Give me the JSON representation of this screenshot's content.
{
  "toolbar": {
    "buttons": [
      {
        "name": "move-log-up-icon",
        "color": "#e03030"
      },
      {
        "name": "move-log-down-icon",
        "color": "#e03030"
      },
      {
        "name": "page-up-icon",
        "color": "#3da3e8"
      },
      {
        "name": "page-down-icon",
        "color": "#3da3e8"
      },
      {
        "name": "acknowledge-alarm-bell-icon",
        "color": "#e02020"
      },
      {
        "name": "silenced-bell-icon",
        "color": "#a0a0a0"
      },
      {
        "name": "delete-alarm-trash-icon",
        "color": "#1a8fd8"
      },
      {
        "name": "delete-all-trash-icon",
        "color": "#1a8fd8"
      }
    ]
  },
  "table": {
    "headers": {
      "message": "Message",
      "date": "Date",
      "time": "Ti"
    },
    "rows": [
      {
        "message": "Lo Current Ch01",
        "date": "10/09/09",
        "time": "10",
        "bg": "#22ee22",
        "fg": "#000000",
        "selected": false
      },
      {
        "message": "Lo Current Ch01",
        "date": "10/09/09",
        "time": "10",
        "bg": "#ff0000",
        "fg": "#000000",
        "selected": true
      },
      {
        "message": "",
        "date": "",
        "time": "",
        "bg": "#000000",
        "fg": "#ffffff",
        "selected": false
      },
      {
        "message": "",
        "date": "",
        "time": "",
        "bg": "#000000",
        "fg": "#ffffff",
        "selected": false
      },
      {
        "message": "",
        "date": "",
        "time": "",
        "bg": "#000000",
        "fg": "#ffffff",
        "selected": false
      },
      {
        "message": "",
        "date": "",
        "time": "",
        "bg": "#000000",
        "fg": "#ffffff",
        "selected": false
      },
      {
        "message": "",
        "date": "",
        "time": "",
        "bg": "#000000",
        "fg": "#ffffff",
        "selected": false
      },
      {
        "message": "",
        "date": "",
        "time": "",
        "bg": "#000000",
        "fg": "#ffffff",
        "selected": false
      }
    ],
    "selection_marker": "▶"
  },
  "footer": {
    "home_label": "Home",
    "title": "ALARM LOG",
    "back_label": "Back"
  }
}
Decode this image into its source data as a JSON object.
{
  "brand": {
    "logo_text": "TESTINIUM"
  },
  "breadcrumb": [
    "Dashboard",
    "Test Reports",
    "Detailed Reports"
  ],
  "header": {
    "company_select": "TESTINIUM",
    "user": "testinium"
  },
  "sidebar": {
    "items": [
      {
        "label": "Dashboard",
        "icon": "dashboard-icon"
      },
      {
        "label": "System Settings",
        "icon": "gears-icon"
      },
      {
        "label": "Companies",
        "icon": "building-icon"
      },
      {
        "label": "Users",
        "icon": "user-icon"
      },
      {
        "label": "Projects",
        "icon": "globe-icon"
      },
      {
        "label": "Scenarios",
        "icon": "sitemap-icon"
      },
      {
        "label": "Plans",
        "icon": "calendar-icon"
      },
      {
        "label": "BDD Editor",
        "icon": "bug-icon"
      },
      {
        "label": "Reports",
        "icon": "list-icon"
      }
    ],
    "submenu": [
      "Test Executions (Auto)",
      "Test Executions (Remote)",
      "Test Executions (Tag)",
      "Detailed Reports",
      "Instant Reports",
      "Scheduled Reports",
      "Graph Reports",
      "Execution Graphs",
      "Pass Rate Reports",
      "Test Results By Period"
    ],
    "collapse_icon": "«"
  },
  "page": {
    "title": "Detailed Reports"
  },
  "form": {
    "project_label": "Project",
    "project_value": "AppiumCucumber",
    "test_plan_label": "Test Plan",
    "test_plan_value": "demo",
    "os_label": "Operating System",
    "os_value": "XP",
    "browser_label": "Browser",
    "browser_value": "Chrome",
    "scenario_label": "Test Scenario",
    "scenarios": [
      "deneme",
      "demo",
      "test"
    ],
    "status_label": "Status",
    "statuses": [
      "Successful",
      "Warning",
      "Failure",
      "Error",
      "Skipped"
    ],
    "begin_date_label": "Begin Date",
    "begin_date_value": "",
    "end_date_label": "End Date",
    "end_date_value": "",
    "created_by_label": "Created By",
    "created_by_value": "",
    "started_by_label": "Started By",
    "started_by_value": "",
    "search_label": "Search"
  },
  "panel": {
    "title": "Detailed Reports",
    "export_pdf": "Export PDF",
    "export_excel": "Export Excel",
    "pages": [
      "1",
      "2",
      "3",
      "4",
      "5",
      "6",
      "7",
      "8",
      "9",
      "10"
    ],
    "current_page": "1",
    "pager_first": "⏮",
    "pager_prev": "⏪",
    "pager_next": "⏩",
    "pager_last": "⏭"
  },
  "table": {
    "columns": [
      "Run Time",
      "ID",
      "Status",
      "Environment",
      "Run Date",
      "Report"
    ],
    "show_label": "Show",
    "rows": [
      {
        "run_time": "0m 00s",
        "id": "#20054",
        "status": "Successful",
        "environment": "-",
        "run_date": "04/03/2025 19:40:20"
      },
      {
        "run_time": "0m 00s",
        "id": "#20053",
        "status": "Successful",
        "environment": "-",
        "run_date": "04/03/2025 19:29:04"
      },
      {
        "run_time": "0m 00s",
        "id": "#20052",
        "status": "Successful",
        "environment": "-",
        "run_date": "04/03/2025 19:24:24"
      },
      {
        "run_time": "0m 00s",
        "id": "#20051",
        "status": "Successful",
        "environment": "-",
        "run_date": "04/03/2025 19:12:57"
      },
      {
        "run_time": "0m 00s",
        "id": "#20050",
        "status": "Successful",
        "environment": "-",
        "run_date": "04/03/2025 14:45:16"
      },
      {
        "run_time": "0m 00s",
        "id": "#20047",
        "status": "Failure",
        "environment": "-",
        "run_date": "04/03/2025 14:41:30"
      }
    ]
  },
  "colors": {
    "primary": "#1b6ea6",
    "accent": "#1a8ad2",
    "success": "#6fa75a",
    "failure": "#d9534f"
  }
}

> WHAT NEEDS TO BE DONE
Find the lines that include the string "System", then copy each of them.

> WRITTEN ANSWER
        "label": "System Settings",
    "os_label": "Operating System",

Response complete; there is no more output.